▼

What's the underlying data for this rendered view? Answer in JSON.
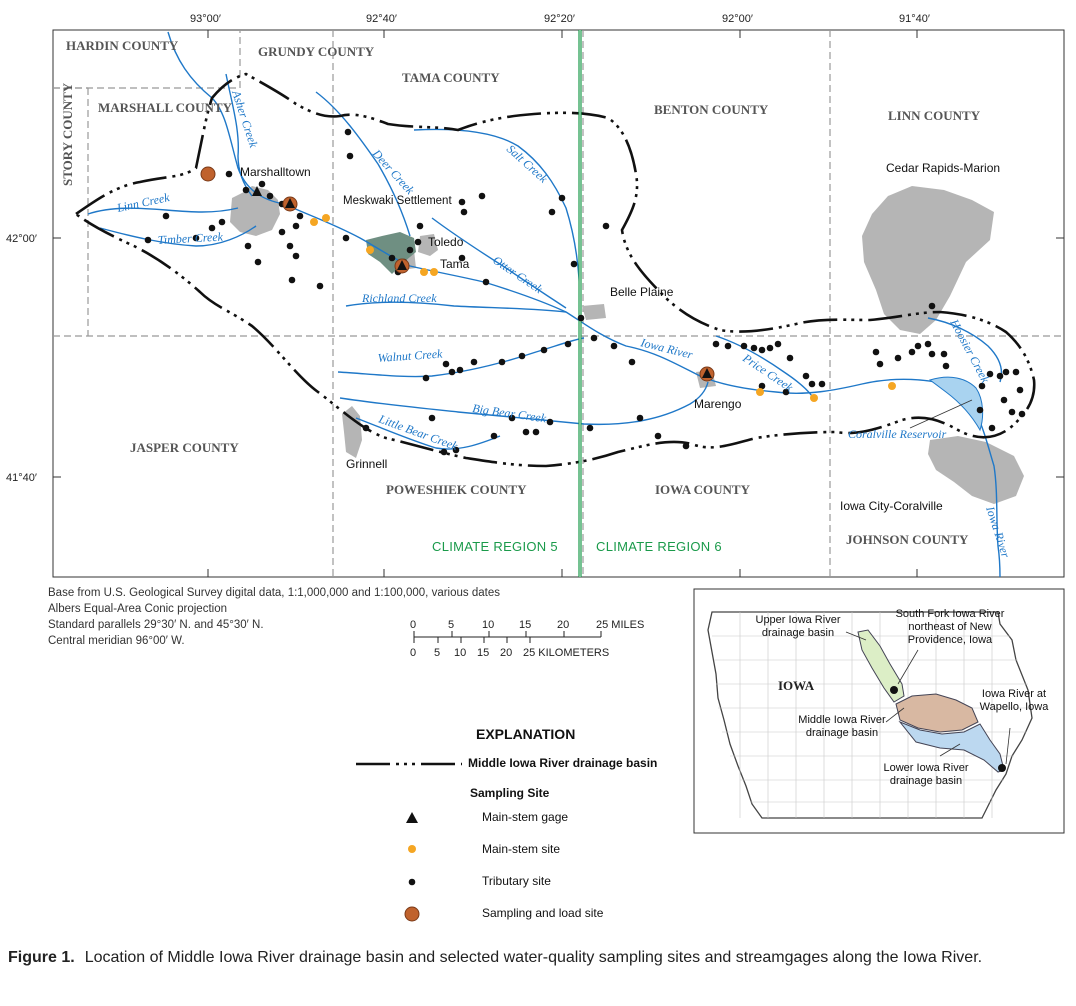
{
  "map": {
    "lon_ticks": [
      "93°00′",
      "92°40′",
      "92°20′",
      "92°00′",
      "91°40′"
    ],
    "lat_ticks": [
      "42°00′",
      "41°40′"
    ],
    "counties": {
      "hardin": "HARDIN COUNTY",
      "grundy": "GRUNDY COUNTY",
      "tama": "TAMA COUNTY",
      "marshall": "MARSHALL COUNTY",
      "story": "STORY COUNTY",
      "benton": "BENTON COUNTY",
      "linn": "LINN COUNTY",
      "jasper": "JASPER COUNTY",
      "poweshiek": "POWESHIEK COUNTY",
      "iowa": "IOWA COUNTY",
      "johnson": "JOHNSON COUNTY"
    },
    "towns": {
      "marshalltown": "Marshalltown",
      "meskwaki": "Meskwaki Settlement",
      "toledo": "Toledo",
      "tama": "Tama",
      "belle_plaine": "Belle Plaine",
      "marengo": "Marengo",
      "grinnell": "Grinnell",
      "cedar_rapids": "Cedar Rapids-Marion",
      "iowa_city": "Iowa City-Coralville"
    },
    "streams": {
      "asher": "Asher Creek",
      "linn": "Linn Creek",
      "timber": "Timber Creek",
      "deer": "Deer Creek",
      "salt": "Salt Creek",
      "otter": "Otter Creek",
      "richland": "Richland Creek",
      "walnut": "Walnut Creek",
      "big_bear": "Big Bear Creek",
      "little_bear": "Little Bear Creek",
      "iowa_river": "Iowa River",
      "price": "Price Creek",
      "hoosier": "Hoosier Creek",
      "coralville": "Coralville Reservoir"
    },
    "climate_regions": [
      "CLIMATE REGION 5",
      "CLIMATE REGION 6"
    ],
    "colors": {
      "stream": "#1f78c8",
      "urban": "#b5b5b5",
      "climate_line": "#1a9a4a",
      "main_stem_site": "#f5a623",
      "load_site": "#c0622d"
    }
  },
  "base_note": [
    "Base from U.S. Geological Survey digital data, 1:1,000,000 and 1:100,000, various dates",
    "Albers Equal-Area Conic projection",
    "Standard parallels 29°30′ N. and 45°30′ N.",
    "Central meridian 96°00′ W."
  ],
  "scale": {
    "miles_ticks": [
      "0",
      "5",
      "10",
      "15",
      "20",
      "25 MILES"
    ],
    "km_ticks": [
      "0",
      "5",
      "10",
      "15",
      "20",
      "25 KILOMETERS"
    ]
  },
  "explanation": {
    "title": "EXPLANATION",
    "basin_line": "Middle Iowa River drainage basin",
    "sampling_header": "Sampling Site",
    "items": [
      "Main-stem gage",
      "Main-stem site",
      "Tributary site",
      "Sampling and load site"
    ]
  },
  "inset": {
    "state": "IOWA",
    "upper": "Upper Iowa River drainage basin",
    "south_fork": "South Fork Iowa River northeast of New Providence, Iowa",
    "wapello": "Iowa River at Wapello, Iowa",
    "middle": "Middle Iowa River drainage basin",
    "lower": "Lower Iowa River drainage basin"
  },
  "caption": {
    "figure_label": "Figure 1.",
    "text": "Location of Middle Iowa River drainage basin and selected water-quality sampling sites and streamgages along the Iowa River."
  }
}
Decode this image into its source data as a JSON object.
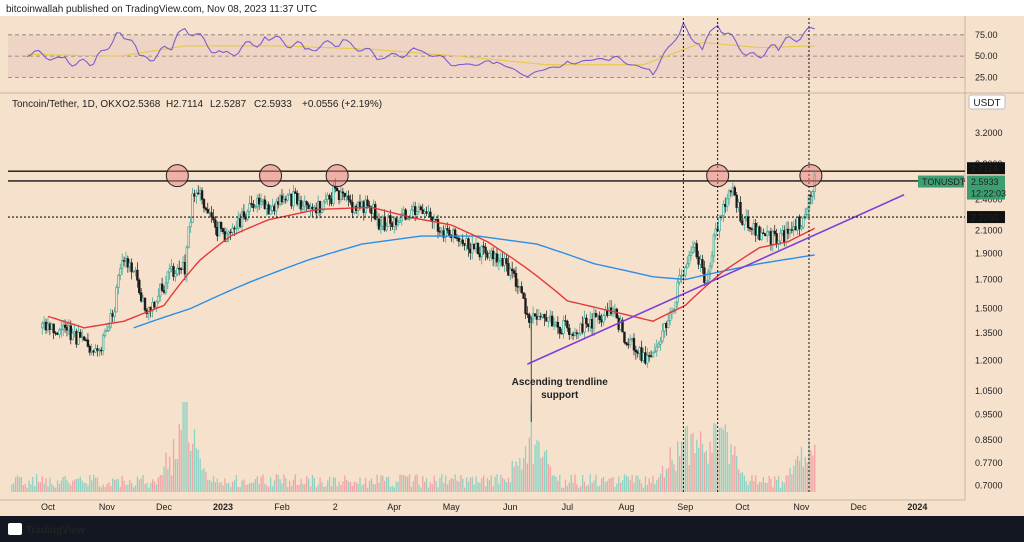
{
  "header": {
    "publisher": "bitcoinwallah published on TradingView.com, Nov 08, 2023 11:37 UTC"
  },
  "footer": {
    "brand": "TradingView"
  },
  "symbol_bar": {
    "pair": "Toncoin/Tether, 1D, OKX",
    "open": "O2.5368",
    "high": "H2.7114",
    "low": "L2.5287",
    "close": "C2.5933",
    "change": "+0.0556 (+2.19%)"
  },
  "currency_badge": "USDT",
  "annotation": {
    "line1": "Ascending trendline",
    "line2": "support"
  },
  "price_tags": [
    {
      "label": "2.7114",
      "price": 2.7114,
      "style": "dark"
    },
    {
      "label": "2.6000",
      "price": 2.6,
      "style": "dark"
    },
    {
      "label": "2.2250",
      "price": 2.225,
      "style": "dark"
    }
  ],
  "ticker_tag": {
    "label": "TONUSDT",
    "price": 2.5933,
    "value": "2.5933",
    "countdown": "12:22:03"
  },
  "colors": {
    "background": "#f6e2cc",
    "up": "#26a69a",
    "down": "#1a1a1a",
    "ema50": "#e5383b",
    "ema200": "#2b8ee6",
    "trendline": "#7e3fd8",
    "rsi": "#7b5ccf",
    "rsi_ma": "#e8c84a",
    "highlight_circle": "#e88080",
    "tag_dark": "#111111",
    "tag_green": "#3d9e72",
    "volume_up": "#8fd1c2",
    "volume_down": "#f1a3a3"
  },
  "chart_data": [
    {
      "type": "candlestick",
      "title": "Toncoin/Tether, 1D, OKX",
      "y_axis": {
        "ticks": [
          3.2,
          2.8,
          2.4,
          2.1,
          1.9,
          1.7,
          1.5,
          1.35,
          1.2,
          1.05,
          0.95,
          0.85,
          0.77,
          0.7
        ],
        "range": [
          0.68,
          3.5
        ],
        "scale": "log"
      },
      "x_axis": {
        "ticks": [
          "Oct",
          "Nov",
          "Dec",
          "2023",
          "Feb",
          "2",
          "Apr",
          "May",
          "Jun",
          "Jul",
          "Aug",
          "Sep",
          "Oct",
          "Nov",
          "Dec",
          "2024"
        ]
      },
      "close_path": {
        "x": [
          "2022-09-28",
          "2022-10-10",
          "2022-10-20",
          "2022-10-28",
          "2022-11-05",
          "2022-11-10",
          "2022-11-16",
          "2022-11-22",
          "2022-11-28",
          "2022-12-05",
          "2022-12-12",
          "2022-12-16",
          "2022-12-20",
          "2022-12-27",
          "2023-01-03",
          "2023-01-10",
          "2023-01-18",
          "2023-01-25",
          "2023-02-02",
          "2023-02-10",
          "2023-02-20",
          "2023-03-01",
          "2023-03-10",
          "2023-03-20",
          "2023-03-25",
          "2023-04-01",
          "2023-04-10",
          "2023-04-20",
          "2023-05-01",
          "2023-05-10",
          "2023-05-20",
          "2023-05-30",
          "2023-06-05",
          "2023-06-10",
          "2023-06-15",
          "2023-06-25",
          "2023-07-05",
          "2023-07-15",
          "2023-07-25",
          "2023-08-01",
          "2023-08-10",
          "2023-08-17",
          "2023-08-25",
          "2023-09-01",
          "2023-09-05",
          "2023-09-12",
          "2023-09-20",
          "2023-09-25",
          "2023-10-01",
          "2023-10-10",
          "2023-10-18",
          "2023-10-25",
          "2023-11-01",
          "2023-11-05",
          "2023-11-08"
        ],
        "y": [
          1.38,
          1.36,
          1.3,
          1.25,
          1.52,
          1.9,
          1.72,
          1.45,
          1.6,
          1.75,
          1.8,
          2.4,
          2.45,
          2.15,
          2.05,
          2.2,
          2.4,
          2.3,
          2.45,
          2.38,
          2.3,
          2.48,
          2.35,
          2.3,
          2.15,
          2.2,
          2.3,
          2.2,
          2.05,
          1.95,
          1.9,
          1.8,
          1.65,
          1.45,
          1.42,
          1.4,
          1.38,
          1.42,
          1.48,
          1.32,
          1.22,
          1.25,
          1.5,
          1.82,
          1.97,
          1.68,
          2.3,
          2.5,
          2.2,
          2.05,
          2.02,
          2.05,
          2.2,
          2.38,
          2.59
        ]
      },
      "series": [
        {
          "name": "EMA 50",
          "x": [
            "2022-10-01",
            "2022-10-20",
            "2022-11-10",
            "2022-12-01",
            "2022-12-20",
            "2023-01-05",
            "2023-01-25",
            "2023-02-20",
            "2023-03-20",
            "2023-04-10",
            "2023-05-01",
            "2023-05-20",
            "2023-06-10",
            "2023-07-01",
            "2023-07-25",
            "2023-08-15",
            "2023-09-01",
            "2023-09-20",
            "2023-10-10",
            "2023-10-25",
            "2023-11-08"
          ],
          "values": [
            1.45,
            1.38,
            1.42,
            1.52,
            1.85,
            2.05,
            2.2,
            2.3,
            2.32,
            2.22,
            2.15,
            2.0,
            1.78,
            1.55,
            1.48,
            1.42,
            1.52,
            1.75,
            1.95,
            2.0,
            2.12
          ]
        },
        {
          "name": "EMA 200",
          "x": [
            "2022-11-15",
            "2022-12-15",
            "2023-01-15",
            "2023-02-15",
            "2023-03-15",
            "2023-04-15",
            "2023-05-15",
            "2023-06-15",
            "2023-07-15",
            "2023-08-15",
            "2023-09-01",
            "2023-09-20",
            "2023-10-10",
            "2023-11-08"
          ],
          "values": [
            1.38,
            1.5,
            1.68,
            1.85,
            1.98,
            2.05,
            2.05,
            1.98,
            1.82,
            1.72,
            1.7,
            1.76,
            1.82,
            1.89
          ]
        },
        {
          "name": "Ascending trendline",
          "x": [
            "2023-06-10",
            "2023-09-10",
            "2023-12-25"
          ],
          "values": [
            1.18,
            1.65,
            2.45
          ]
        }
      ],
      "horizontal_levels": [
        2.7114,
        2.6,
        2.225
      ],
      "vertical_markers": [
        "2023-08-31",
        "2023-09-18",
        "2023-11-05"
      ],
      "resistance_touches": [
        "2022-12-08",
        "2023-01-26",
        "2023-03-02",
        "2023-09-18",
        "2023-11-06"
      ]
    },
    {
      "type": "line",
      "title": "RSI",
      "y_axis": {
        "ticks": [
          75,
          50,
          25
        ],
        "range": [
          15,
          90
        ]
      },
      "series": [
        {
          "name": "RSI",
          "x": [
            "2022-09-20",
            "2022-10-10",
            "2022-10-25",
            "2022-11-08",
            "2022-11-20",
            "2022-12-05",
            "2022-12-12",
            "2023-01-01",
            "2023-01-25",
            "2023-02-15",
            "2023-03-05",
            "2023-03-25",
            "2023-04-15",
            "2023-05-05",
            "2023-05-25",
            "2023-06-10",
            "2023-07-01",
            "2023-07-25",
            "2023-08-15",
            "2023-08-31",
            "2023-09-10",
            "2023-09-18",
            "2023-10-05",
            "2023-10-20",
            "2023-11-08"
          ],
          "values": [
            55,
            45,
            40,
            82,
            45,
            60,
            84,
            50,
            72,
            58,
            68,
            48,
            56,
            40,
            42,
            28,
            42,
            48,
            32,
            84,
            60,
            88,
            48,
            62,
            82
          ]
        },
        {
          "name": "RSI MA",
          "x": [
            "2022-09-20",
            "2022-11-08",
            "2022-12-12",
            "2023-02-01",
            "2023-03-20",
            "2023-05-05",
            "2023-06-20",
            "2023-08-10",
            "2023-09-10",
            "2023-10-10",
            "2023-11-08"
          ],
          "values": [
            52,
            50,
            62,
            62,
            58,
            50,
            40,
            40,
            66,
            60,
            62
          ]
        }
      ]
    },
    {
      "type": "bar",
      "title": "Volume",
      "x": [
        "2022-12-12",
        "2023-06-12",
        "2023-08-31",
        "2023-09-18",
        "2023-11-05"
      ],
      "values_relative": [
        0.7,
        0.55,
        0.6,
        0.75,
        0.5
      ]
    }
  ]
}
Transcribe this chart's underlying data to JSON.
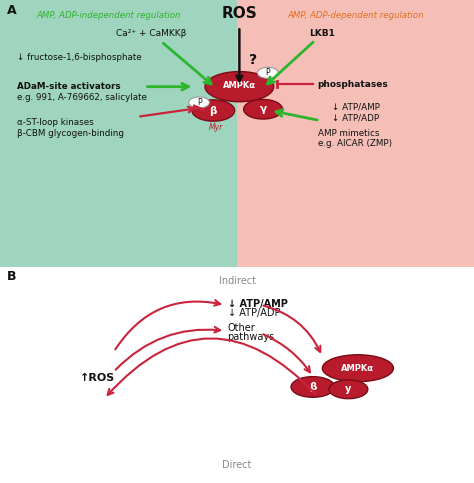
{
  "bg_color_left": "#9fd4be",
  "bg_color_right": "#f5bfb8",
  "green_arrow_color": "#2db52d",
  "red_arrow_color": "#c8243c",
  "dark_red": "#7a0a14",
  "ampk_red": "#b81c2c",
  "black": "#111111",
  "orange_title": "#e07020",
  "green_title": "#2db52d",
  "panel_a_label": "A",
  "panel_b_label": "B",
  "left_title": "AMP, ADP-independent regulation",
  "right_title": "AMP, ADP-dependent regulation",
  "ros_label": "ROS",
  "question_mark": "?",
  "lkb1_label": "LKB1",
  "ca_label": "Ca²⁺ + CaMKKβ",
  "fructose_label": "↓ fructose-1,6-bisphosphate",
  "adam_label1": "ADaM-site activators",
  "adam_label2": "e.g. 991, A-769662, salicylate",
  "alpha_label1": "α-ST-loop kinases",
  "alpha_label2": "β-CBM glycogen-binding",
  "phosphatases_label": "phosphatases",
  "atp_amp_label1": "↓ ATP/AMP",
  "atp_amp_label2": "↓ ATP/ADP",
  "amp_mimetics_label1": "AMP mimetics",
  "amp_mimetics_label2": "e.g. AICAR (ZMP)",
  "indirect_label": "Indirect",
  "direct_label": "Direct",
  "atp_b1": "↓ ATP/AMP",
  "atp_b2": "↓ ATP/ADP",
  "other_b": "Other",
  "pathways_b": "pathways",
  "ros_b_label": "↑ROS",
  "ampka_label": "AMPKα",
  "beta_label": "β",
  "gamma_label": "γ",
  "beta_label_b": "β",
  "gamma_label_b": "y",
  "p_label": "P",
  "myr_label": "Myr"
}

▲

## Short problem
Look through the entries above and list every line containing "trendline".

## Written answer
    "line1": "Ascending trendline",
    "trendline": "#7e3fd8",
          "name": "Ascending trendline",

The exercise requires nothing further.